**Task statement:**
Return all entries precisely as they stand, without the images.

**Records provided:**
···

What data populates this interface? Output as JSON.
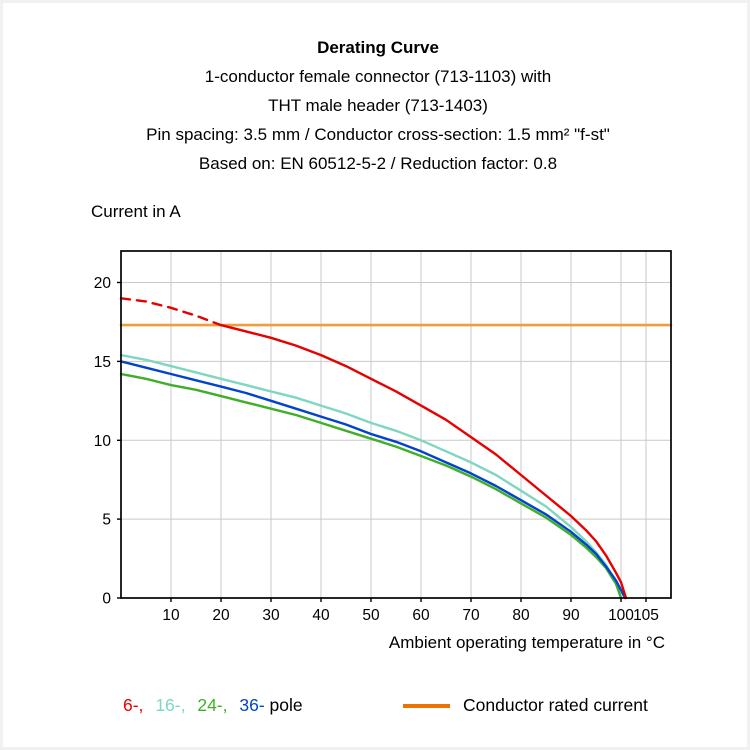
{
  "header": {
    "title": "Derating Curve",
    "lines": [
      "1-conductor female connector (713-1103) with",
      "THT male header (713-1403)",
      "Pin spacing: 3.5 mm / Conductor cross-section: 1.5 mm² \"f-st\"",
      "Based on: EN 60512-5-2 / Reduction factor: 0.8"
    ]
  },
  "axis": {
    "ylabel": "Current in A",
    "xlabel": "Ambient operating temperature in °C"
  },
  "chart_data": {
    "type": "line",
    "title": "Derating Curve",
    "xlabel": "Ambient operating temperature in °C",
    "ylabel": "Current in A",
    "xlim": [
      0,
      110
    ],
    "ylim": [
      0,
      22
    ],
    "x_ticks": [
      10,
      20,
      30,
      40,
      50,
      60,
      70,
      80,
      90,
      100,
      105
    ],
    "y_ticks": [
      0,
      5,
      10,
      15,
      20
    ],
    "grid": true,
    "grid_color": "#c9c9c9",
    "legend_position": "bottom",
    "series": [
      {
        "name": "Conductor rated current",
        "color": "#f29b3c",
        "width": 2.6,
        "points": [
          [
            0,
            17.3
          ],
          [
            110,
            17.3
          ]
        ]
      },
      {
        "name": "16-pole",
        "color": "#7fd6c2",
        "width": 2.4,
        "points": [
          [
            0,
            15.4
          ],
          [
            5,
            15.1
          ],
          [
            10,
            14.7
          ],
          [
            15,
            14.3
          ],
          [
            20,
            13.9
          ],
          [
            25,
            13.5
          ],
          [
            30,
            13.1
          ],
          [
            35,
            12.7
          ],
          [
            40,
            12.2
          ],
          [
            45,
            11.7
          ],
          [
            50,
            11.1
          ],
          [
            55,
            10.6
          ],
          [
            60,
            10.0
          ],
          [
            65,
            9.3
          ],
          [
            70,
            8.6
          ],
          [
            75,
            7.8
          ],
          [
            80,
            6.8
          ],
          [
            85,
            5.8
          ],
          [
            90,
            4.5
          ],
          [
            93,
            3.6
          ],
          [
            95,
            2.9
          ],
          [
            97,
            2.1
          ],
          [
            99,
            1.0
          ],
          [
            100,
            0
          ]
        ]
      },
      {
        "name": "24-pole",
        "color": "#3fae29",
        "width": 2.4,
        "points": [
          [
            0,
            14.2
          ],
          [
            5,
            13.9
          ],
          [
            10,
            13.5
          ],
          [
            15,
            13.2
          ],
          [
            20,
            12.8
          ],
          [
            25,
            12.4
          ],
          [
            30,
            12.0
          ],
          [
            35,
            11.6
          ],
          [
            40,
            11.1
          ],
          [
            45,
            10.6
          ],
          [
            50,
            10.1
          ],
          [
            55,
            9.6
          ],
          [
            60,
            9.0
          ],
          [
            65,
            8.4
          ],
          [
            70,
            7.7
          ],
          [
            75,
            6.9
          ],
          [
            80,
            6.0
          ],
          [
            85,
            5.1
          ],
          [
            90,
            4.0
          ],
          [
            93,
            3.2
          ],
          [
            95,
            2.6
          ],
          [
            97,
            1.9
          ],
          [
            99,
            0.9
          ],
          [
            100,
            0
          ]
        ]
      },
      {
        "name": "36-pole",
        "color": "#0044cc",
        "width": 2.4,
        "points": [
          [
            0,
            15.0
          ],
          [
            5,
            14.6
          ],
          [
            10,
            14.2
          ],
          [
            15,
            13.8
          ],
          [
            20,
            13.4
          ],
          [
            25,
            13.0
          ],
          [
            30,
            12.5
          ],
          [
            35,
            12.0
          ],
          [
            40,
            11.5
          ],
          [
            45,
            11.0
          ],
          [
            50,
            10.4
          ],
          [
            55,
            9.9
          ],
          [
            60,
            9.3
          ],
          [
            65,
            8.6
          ],
          [
            70,
            7.9
          ],
          [
            75,
            7.1
          ],
          [
            80,
            6.2
          ],
          [
            85,
            5.3
          ],
          [
            90,
            4.2
          ],
          [
            93,
            3.4
          ],
          [
            95,
            2.8
          ],
          [
            97,
            2.0
          ],
          [
            99,
            1.1
          ],
          [
            100,
            0.5
          ],
          [
            100.8,
            0
          ]
        ]
      },
      {
        "name": "6-pole",
        "color": "#e60000",
        "width": 2.4,
        "dash_until": 20,
        "points": [
          [
            0,
            19.0
          ],
          [
            5,
            18.8
          ],
          [
            10,
            18.4
          ],
          [
            15,
            17.9
          ],
          [
            20,
            17.3
          ],
          [
            25,
            16.9
          ],
          [
            30,
            16.5
          ],
          [
            35,
            16.0
          ],
          [
            40,
            15.4
          ],
          [
            45,
            14.7
          ],
          [
            50,
            13.9
          ],
          [
            55,
            13.1
          ],
          [
            60,
            12.2
          ],
          [
            65,
            11.3
          ],
          [
            70,
            10.2
          ],
          [
            75,
            9.1
          ],
          [
            80,
            7.8
          ],
          [
            85,
            6.5
          ],
          [
            90,
            5.2
          ],
          [
            93,
            4.3
          ],
          [
            95,
            3.6
          ],
          [
            97,
            2.7
          ],
          [
            99,
            1.6
          ],
          [
            100,
            1.0
          ],
          [
            101,
            0
          ]
        ]
      }
    ]
  },
  "legend": {
    "pole_items": [
      {
        "label": "6-,",
        "color": "#e60000"
      },
      {
        "label": "16-,",
        "color": "#7fd6c2"
      },
      {
        "label": "24-,",
        "color": "#3fae29"
      },
      {
        "label": "36-",
        "color": "#0044cc"
      },
      {
        "label": "pole",
        "color": "#000000"
      }
    ],
    "rated": {
      "label": "Conductor rated current",
      "color": "#ee7203"
    }
  }
}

···

**Response:**
What data populates this interface? Output as JSON.
{
  "header": {
    "title": "Derating Curve",
    "lines": [
      "1-conductor female connector (713-1103) with",
      "THT male header (713-1403)",
      "Pin spacing: 3.5 mm / Conductor cross-section: 1.5 mm² \"f-st\"",
      "Based on: EN 60512-5-2 / Reduction factor: 0.8"
    ]
  },
  "axis": {
    "ylabel": "Current in A",
    "xlabel": "Ambient operating temperature in °C"
  },
  "chart_data": {
    "type": "line",
    "title": "Derating Curve",
    "xlabel": "Ambient operating temperature in °C",
    "ylabel": "Current in A",
    "xlim": [
      0,
      110
    ],
    "ylim": [
      0,
      22
    ],
    "x_ticks": [
      10,
      20,
      30,
      40,
      50,
      60,
      70,
      80,
      90,
      100,
      105
    ],
    "y_ticks": [
      0,
      5,
      10,
      15,
      20
    ],
    "grid": true,
    "grid_color": "#c9c9c9",
    "legend_position": "bottom",
    "series": [
      {
        "name": "Conductor rated current",
        "color": "#f29b3c",
        "width": 2.6,
        "points": [
          [
            0,
            17.3
          ],
          [
            110,
            17.3
          ]
        ]
      },
      {
        "name": "16-pole",
        "color": "#7fd6c2",
        "width": 2.4,
        "points": [
          [
            0,
            15.4
          ],
          [
            5,
            15.1
          ],
          [
            10,
            14.7
          ],
          [
            15,
            14.3
          ],
          [
            20,
            13.9
          ],
          [
            25,
            13.5
          ],
          [
            30,
            13.1
          ],
          [
            35,
            12.7
          ],
          [
            40,
            12.2
          ],
          [
            45,
            11.7
          ],
          [
            50,
            11.1
          ],
          [
            55,
            10.6
          ],
          [
            60,
            10.0
          ],
          [
            65,
            9.3
          ],
          [
            70,
            8.6
          ],
          [
            75,
            7.8
          ],
          [
            80,
            6.8
          ],
          [
            85,
            5.8
          ],
          [
            90,
            4.5
          ],
          [
            93,
            3.6
          ],
          [
            95,
            2.9
          ],
          [
            97,
            2.1
          ],
          [
            99,
            1.0
          ],
          [
            100,
            0
          ]
        ]
      },
      {
        "name": "24-pole",
        "color": "#3fae29",
        "width": 2.4,
        "points": [
          [
            0,
            14.2
          ],
          [
            5,
            13.9
          ],
          [
            10,
            13.5
          ],
          [
            15,
            13.2
          ],
          [
            20,
            12.8
          ],
          [
            25,
            12.4
          ],
          [
            30,
            12.0
          ],
          [
            35,
            11.6
          ],
          [
            40,
            11.1
          ],
          [
            45,
            10.6
          ],
          [
            50,
            10.1
          ],
          [
            55,
            9.6
          ],
          [
            60,
            9.0
          ],
          [
            65,
            8.4
          ],
          [
            70,
            7.7
          ],
          [
            75,
            6.9
          ],
          [
            80,
            6.0
          ],
          [
            85,
            5.1
          ],
          [
            90,
            4.0
          ],
          [
            93,
            3.2
          ],
          [
            95,
            2.6
          ],
          [
            97,
            1.9
          ],
          [
            99,
            0.9
          ],
          [
            100,
            0
          ]
        ]
      },
      {
        "name": "36-pole",
        "color": "#0044cc",
        "width": 2.4,
        "points": [
          [
            0,
            15.0
          ],
          [
            5,
            14.6
          ],
          [
            10,
            14.2
          ],
          [
            15,
            13.8
          ],
          [
            20,
            13.4
          ],
          [
            25,
            13.0
          ],
          [
            30,
            12.5
          ],
          [
            35,
            12.0
          ],
          [
            40,
            11.5
          ],
          [
            45,
            11.0
          ],
          [
            50,
            10.4
          ],
          [
            55,
            9.9
          ],
          [
            60,
            9.3
          ],
          [
            65,
            8.6
          ],
          [
            70,
            7.9
          ],
          [
            75,
            7.1
          ],
          [
            80,
            6.2
          ],
          [
            85,
            5.3
          ],
          [
            90,
            4.2
          ],
          [
            93,
            3.4
          ],
          [
            95,
            2.8
          ],
          [
            97,
            2.0
          ],
          [
            99,
            1.1
          ],
          [
            100,
            0.5
          ],
          [
            100.8,
            0
          ]
        ]
      },
      {
        "name": "6-pole",
        "color": "#e60000",
        "width": 2.4,
        "dash_until": 20,
        "points": [
          [
            0,
            19.0
          ],
          [
            5,
            18.8
          ],
          [
            10,
            18.4
          ],
          [
            15,
            17.9
          ],
          [
            20,
            17.3
          ],
          [
            25,
            16.9
          ],
          [
            30,
            16.5
          ],
          [
            35,
            16.0
          ],
          [
            40,
            15.4
          ],
          [
            45,
            14.7
          ],
          [
            50,
            13.9
          ],
          [
            55,
            13.1
          ],
          [
            60,
            12.2
          ],
          [
            65,
            11.3
          ],
          [
            70,
            10.2
          ],
          [
            75,
            9.1
          ],
          [
            80,
            7.8
          ],
          [
            85,
            6.5
          ],
          [
            90,
            5.2
          ],
          [
            93,
            4.3
          ],
          [
            95,
            3.6
          ],
          [
            97,
            2.7
          ],
          [
            99,
            1.6
          ],
          [
            100,
            1.0
          ],
          [
            101,
            0
          ]
        ]
      }
    ]
  },
  "legend": {
    "pole_items": [
      {
        "label": "6-,",
        "color": "#e60000"
      },
      {
        "label": "16-,",
        "color": "#7fd6c2"
      },
      {
        "label": "24-,",
        "color": "#3fae29"
      },
      {
        "label": "36-",
        "color": "#0044cc"
      },
      {
        "label": "pole",
        "color": "#000000"
      }
    ],
    "rated": {
      "label": "Conductor rated current",
      "color": "#ee7203"
    }
  }
}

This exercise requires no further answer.